:: DATA EXCERPTS

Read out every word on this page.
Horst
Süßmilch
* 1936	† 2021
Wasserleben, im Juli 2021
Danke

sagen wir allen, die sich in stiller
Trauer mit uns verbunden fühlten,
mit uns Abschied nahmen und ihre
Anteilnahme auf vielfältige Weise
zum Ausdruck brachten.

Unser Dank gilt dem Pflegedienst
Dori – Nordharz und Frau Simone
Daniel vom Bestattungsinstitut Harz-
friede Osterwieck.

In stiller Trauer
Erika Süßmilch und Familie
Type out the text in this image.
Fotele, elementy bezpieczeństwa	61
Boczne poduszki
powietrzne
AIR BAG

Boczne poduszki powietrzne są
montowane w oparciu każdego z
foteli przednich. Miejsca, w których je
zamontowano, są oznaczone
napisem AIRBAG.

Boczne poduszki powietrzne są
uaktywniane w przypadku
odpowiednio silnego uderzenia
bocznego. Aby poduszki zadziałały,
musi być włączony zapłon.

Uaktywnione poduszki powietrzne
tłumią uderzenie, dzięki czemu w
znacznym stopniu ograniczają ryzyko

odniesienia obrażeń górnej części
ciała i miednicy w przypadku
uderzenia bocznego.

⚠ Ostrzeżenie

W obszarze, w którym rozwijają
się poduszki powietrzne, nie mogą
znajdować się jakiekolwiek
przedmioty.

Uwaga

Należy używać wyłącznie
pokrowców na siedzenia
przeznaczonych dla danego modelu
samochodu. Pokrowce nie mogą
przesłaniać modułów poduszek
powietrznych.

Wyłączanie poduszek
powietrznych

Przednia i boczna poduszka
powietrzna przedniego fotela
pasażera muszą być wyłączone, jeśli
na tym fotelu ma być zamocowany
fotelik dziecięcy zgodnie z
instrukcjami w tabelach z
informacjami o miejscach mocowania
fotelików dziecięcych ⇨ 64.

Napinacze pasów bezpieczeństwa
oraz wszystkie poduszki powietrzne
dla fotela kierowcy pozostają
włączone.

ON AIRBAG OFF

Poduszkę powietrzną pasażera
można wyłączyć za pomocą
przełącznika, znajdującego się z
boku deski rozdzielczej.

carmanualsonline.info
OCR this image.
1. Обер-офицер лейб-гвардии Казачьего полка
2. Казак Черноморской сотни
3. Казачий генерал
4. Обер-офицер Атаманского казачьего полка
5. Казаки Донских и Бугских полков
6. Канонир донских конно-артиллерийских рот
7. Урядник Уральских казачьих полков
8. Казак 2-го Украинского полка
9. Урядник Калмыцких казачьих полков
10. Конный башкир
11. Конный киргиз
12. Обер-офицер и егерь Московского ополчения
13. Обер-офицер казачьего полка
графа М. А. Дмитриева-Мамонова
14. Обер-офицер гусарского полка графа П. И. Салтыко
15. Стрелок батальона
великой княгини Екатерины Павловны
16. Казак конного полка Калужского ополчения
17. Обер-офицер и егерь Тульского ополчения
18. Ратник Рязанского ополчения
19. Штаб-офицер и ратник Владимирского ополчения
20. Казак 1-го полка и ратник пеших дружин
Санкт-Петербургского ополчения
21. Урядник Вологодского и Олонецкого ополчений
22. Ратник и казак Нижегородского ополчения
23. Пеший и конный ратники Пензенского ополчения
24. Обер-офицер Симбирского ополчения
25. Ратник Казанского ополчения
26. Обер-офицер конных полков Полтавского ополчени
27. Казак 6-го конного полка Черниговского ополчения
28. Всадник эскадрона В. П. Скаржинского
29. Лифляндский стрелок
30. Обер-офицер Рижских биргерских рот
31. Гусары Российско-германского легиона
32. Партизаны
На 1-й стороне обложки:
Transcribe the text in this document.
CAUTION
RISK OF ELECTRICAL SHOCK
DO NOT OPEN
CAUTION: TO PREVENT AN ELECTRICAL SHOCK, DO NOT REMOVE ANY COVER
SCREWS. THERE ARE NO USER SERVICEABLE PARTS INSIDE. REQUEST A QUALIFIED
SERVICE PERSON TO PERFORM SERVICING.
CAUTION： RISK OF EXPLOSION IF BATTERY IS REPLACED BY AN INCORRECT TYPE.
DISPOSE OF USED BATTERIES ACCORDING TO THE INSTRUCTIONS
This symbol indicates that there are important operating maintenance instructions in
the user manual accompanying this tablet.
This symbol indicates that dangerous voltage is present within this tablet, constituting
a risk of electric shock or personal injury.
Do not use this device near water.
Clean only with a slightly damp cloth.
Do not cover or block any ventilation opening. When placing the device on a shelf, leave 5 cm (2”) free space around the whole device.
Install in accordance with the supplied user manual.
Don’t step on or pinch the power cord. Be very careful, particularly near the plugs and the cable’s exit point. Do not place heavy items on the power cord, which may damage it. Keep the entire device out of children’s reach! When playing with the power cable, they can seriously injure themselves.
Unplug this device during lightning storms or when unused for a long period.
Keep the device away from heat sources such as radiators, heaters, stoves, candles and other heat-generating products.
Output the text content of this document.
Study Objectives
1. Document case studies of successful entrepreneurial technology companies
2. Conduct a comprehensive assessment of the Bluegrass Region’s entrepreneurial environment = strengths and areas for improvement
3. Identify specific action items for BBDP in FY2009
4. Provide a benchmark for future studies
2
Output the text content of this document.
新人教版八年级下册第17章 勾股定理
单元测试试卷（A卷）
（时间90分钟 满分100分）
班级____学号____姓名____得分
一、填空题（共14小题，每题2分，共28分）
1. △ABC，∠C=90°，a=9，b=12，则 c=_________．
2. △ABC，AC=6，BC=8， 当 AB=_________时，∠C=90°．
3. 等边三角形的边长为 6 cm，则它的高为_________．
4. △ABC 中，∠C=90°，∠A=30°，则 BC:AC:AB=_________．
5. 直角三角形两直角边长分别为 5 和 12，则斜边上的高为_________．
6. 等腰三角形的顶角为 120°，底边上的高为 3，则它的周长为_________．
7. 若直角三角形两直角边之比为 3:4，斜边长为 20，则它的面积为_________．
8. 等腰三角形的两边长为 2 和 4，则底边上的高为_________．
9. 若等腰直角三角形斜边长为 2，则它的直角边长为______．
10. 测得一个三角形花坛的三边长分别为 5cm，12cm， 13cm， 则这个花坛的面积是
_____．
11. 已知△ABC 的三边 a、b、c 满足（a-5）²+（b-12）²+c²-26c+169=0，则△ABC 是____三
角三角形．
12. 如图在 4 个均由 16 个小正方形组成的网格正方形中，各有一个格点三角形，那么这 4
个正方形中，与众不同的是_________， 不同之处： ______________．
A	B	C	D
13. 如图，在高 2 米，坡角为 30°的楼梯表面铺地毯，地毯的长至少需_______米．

::::

◆ **WRITTEN PROBLEM**
Reproduce the entries above exactly.

◆ **SOLUTION TO THE EXERCISE**
Read out every word on this page.
Horst
Süßmilch
* 1936	† 2021
Wasserleben, im Juli 2021
Danke

sagen wir allen, die sich in stiller
Trauer mit uns verbunden fühlten,
mit uns Abschied nahmen und ihre
Anteilnahme auf vielfältige Weise
zum Ausdruck brachten.

Unser Dank gilt dem Pflegedienst
Dori – Nordharz und Frau Simone
Daniel vom Bestattungsinstitut Harz-
friede Osterwieck.

In stiller Trauer
Erika Süßmilch und Familie
Type out the text in this image.
Fotele, elementy bezpieczeństwa	61
Boczne poduszki
powietrzne
AIR BAG

Boczne poduszki powietrzne są
montowane w oparciu każdego z
foteli przednich. Miejsca, w których je
zamontowano, są oznaczone
napisem AIRBAG.

Boczne poduszki powietrzne są
uaktywniane w przypadku
odpowiednio silnego uderzenia
bocznego. Aby poduszki zadziałały,
musi być włączony zapłon.

Uaktywnione poduszki powietrzne
tłumią uderzenie, dzięki czemu w
znacznym stopniu ograniczają ryzyko

odniesienia obrażeń górnej części
ciała i miednicy w przypadku
uderzenia bocznego.

⚠ Ostrzeżenie

W obszarze, w którym rozwijają
się poduszki powietrzne, nie mogą
znajdować się jakiekolwiek
przedmioty.

Uwaga

Należy używać wyłącznie
pokrowców na siedzenia
przeznaczonych dla danego modelu
samochodu. Pokrowce nie mogą
przesłaniać modułów poduszek
powietrznych.

Wyłączanie poduszek
powietrznych

Przednia i boczna poduszka
powietrzna przedniego fotela
pasażera muszą być wyłączone, jeśli
na tym fotelu ma być zamocowany
fotelik dziecięcy zgodnie z
instrukcjami w tabelach z
informacjami o miejscach mocowania
fotelików dziecięcych ⇨ 64.

Napinacze pasów bezpieczeństwa
oraz wszystkie poduszki powietrzne
dla fotela kierowcy pozostają
włączone.

ON AIRBAG OFF

Poduszkę powietrzną pasażera
można wyłączyć za pomocą
przełącznika, znajdującego się z
boku deski rozdzielczej.

carmanualsonline.info
OCR this image.
1. Обер-офицер лейб-гвардии Казачьего полка
2. Казак Черноморской сотни
3. Казачий генерал
4. Обер-офицер Атаманского казачьего полка
5. Казаки Донских и Бугских полков
6. Канонир донских конно-артиллерийских рот
7. Урядник Уральских казачьих полков
8. Казак 2-го Украинского полка
9. Урядник Калмыцких казачьих полков
10. Конный башкир
11. Конный киргиз
12. Обер-офицер и егерь Московского ополчения
13. Обер-офицер казачьего полка
графа М. А. Дмитриева-Мамонова
14. Обер-офицер гусарского полка графа П. И. Салтыко
15. Стрелок батальона
великой княгини Екатерины Павловны
16. Казак конного полка Калужского ополчения
17. Обер-офицер и егерь Тульского ополчения
18. Ратник Рязанского ополчения
19. Штаб-офицер и ратник Владимирского ополчения
20. Казак 1-го полка и ратник пеших дружин
Санкт-Петербургского ополчения
21. Урядник Вологодского и Олонецкого ополчений
22. Ратник и казак Нижегородского ополчения
23. Пеший и конный ратники Пензенского ополчения
24. Обер-офицер Симбирского ополчения
25. Ратник Казанского ополчения
26. Обер-офицер конных полков Полтавского ополчени
27. Казак 6-го конного полка Черниговского ополчения
28. Всадник эскадрона В. П. Скаржинского
29. Лифляндский стрелок
30. Обер-офицер Рижских биргерских рот
31. Гусары Российско-германского легиона
32. Партизаны
На 1-й стороне обложки:
Transcribe the text in this document.
CAUTION
RISK OF ELECTRICAL SHOCK
DO NOT OPEN
CAUTION: TO PREVENT AN ELECTRICAL SHOCK, DO NOT REMOVE ANY COVER
SCREWS. THERE ARE NO USER SERVICEABLE PARTS INSIDE. REQUEST A QUALIFIED
SERVICE PERSON TO PERFORM SERVICING.
CAUTION： RISK OF EXPLOSION IF BATTERY IS REPLACED BY AN INCORRECT TYPE.
DISPOSE OF USED BATTERIES ACCORDING TO THE INSTRUCTIONS
This symbol indicates that there are important operating maintenance instructions in
the user manual accompanying this tablet.
This symbol indicates that dangerous voltage is present within this tablet, constituting
a risk of electric shock or personal injury.
Do not use this device near water.
Clean only with a slightly damp cloth.
Do not cover or block any ventilation opening. When placing the device on a shelf, leave 5 cm (2”) free space around the whole device.
Install in accordance with the supplied user manual.
Don’t step on or pinch the power cord. Be very careful, particularly near the plugs and the cable’s exit point. Do not place heavy items on the power cord, which may damage it. Keep the entire device out of children’s reach! When playing with the power cable, they can seriously injure themselves.
Unplug this device during lightning storms or when unused for a long period.
Keep the device away from heat sources such as radiators, heaters, stoves, candles and other heat-generating products.
Output the text content of this document.
Study Objectives
1. Document case studies of successful entrepreneurial technology companies
2. Conduct a comprehensive assessment of the Bluegrass Region’s entrepreneurial environment = strengths and areas for improvement
3. Identify specific action items for BBDP in FY2009
4. Provide a benchmark for future studies
2
Output the text content of this document.
新人教版八年级下册第17章 勾股定理
单元测试试卷（A卷）
（时间90分钟 满分100分）
班级____学号____姓名____得分
一、填空题（共14小题，每题2分，共28分）
1. △ABC，∠C=90°，a=9，b=12，则 c=_________．
2. △ABC，AC=6，BC=8， 当 AB=_________时，∠C=90°．
3. 等边三角形的边长为 6 cm，则它的高为_________．
4. △ABC 中，∠C=90°，∠A=30°，则 BC:AC:AB=_________．
5. 直角三角形两直角边长分别为 5 和 12，则斜边上的高为_________．
6. 等腰三角形的顶角为 120°，底边上的高为 3，则它的周长为_________．
7. 若直角三角形两直角边之比为 3:4，斜边长为 20，则它的面积为_________．
8. 等腰三角形的两边长为 2 和 4，则底边上的高为_________．
9. 若等腰直角三角形斜边长为 2，则它的直角边长为______．
10. 测得一个三角形花坛的三边长分别为 5cm，12cm， 13cm， 则这个花坛的面积是
_____．
11. 已知△ABC 的三边 a、b、c 满足（a-5）²+（b-12）²+c²-26c+169=0，则△ABC 是____三
角三角形．
12. 如图在 4 个均由 16 个小正方形组成的网格正方形中，各有一个格点三角形，那么这 4
个正方形中，与众不同的是_________， 不同之处： ______________．
A	B	C	D
13. 如图，在高 2 米，坡角为 30°的楼梯表面铺地毯，地毯的长至少需_______米．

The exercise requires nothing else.